> **EXERCISE DETAILS**
Retype all of the data exactly as given.

> **RECORDS**
################

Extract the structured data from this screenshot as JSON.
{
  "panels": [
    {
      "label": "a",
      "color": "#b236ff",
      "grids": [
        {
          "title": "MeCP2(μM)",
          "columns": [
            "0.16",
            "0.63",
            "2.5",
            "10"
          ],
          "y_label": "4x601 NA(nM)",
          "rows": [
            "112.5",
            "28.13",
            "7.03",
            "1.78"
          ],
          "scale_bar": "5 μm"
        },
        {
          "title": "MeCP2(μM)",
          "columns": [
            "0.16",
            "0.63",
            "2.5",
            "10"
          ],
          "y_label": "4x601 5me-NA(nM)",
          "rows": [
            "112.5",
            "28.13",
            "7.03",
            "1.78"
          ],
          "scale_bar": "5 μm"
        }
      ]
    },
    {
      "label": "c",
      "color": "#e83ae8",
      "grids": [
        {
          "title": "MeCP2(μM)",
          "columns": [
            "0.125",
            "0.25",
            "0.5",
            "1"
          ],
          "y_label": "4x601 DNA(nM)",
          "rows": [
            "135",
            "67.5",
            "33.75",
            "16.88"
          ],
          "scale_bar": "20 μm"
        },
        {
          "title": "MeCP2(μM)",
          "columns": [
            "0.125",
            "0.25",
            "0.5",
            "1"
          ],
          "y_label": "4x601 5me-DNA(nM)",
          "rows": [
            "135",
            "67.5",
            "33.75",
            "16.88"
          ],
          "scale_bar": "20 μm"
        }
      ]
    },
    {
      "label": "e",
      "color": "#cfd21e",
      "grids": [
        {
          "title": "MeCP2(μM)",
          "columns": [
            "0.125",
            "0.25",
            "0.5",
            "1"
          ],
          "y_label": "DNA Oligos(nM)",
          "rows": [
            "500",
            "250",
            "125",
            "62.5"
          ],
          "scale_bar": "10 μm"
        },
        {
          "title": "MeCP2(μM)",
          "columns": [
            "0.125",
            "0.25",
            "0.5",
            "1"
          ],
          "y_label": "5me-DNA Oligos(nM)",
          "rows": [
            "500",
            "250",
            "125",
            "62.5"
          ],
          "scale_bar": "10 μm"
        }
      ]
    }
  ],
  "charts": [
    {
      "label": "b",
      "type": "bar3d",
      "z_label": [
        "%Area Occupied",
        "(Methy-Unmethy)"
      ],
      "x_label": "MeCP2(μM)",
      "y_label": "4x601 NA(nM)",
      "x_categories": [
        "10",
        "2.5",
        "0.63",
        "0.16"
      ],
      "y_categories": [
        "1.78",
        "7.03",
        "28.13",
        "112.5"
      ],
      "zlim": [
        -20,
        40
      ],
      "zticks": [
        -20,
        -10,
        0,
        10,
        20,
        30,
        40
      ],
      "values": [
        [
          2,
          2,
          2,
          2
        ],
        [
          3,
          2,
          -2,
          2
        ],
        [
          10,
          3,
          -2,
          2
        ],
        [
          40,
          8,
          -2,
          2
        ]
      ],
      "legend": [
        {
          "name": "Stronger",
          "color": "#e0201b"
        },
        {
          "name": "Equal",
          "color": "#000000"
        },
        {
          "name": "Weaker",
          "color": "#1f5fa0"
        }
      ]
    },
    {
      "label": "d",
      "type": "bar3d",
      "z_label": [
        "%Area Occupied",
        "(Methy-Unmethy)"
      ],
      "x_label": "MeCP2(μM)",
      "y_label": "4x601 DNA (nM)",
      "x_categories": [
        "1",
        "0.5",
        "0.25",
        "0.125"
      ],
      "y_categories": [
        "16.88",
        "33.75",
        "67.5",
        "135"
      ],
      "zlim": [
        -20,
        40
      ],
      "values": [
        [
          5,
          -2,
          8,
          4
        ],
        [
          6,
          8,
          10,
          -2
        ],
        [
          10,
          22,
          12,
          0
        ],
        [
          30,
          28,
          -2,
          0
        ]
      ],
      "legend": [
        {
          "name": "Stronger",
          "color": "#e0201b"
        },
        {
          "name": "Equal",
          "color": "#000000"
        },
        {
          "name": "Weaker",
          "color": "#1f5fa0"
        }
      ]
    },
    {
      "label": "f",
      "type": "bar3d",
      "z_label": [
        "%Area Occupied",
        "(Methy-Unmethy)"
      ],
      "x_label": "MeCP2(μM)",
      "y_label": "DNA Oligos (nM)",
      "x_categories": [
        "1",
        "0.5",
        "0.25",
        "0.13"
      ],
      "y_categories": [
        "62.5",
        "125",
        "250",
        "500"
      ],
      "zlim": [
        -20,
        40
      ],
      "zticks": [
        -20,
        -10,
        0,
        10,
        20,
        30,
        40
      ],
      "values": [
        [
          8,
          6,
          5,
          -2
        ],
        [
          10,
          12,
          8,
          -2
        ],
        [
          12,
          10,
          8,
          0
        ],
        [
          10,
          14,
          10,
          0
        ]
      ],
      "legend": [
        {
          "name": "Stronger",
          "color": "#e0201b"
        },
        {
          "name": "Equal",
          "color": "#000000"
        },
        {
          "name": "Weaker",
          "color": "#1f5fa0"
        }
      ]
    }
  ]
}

################

> **ANSWER TO THIS PROBLEM**
Extract the structured data from this screenshot as JSON.
{
  "panels": [
    {
      "label": "a",
      "color": "#b236ff",
      "grids": [
        {
          "title": "MeCP2(μM)",
          "columns": [
            "0.16",
            "0.63",
            "2.5",
            "10"
          ],
          "y_label": "4x601 NA(nM)",
          "rows": [
            "112.5",
            "28.13",
            "7.03",
            "1.78"
          ],
          "scale_bar": "5 μm"
        },
        {
          "title": "MeCP2(μM)",
          "columns": [
            "0.16",
            "0.63",
            "2.5",
            "10"
          ],
          "y_label": "4x601 5me-NA(nM)",
          "rows": [
            "112.5",
            "28.13",
            "7.03",
            "1.78"
          ],
          "scale_bar": "5 μm"
        }
      ]
    },
    {
      "label": "c",
      "color": "#e83ae8",
      "grids": [
        {
          "title": "MeCP2(μM)",
          "columns": [
            "0.125",
            "0.25",
            "0.5",
            "1"
          ],
          "y_label": "4x601 DNA(nM)",
          "rows": [
            "135",
            "67.5",
            "33.75",
            "16.88"
          ],
          "scale_bar": "20 μm"
        },
        {
          "title": "MeCP2(μM)",
          "columns": [
            "0.125",
            "0.25",
            "0.5",
            "1"
          ],
          "y_label": "4x601 5me-DNA(nM)",
          "rows": [
            "135",
            "67.5",
            "33.75",
            "16.88"
          ],
          "scale_bar": "20 μm"
        }
      ]
    },
    {
      "label": "e",
      "color": "#cfd21e",
      "grids": [
        {
          "title": "MeCP2(μM)",
          "columns": [
            "0.125",
            "0.25",
            "0.5",
            "1"
          ],
          "y_label": "DNA Oligos(nM)",
          "rows": [
            "500",
            "250",
            "125",
            "62.5"
          ],
          "scale_bar": "10 μm"
        },
        {
          "title": "MeCP2(μM)",
          "columns": [
            "0.125",
            "0.25",
            "0.5",
            "1"
          ],
          "y_label": "5me-DNA Oligos(nM)",
          "rows": [
            "500",
            "250",
            "125",
            "62.5"
          ],
          "scale_bar": "10 μm"
        }
      ]
    }
  ],
  "charts": [
    {
      "label": "b",
      "type": "bar3d",
      "z_label": [
        "%Area Occupied",
        "(Methy-Unmethy)"
      ],
      "x_label": "MeCP2(μM)",
      "y_label": "4x601 NA(nM)",
      "x_categories": [
        "10",
        "2.5",
        "0.63",
        "0.16"
      ],
      "y_categories": [
        "1.78",
        "7.03",
        "28.13",
        "112.5"
      ],
      "zlim": [
        -20,
        40
      ],
      "zticks": [
        -20,
        -10,
        0,
        10,
        20,
        30,
        40
      ],
      "values": [
        [
          2,
          2,
          2,
          2
        ],
        [
          3,
          2,
          -2,
          2
        ],
        [
          10,
          3,
          -2,
          2
        ],
        [
          40,
          8,
          -2,
          2
        ]
      ],
      "legend": [
        {
          "name": "Stronger",
          "color": "#e0201b"
        },
        {
          "name": "Equal",
          "color": "#000000"
        },
        {
          "name": "Weaker",
          "color": "#1f5fa0"
        }
      ]
    },
    {
      "label": "d",
      "type": "bar3d",
      "z_label": [
        "%Area Occupied",
        "(Methy-Unmethy)"
      ],
      "x_label": "MeCP2(μM)",
      "y_label": "4x601 DNA (nM)",
      "x_categories": [
        "1",
        "0.5",
        "0.25",
        "0.125"
      ],
      "y_categories": [
        "16.88",
        "33.75",
        "67.5",
        "135"
      ],
      "zlim": [
        -20,
        40
      ],
      "values": [
        [
          5,
          -2,
          8,
          4
        ],
        [
          6,
          8,
          10,
          -2
        ],
        [
          10,
          22,
          12,
          0
        ],
        [
          30,
          28,
          -2,
          0
        ]
      ],
      "legend": [
        {
          "name": "Stronger",
          "color": "#e0201b"
        },
        {
          "name": "Equal",
          "color": "#000000"
        },
        {
          "name": "Weaker",
          "color": "#1f5fa0"
        }
      ]
    },
    {
      "label": "f",
      "type": "bar3d",
      "z_label": [
        "%Area Occupied",
        "(Methy-Unmethy)"
      ],
      "x_label": "MeCP2(μM)",
      "y_label": "DNA Oligos (nM)",
      "x_categories": [
        "1",
        "0.5",
        "0.25",
        "0.13"
      ],
      "y_categories": [
        "62.5",
        "125",
        "250",
        "500"
      ],
      "zlim": [
        -20,
        40
      ],
      "zticks": [
        -20,
        -10,
        0,
        10,
        20,
        30,
        40
      ],
      "values": [
        [
          8,
          6,
          5,
          -2
        ],
        [
          10,
          12,
          8,
          -2
        ],
        [
          12,
          10,
          8,
          0
        ],
        [
          10,
          14,
          10,
          0
        ]
      ],
      "legend": [
        {
          "name": "Stronger",
          "color": "#e0201b"
        },
        {
          "name": "Equal",
          "color": "#000000"
        },
        {
          "name": "Weaker",
          "color": "#1f5fa0"
        }
      ]
    }
  ]
}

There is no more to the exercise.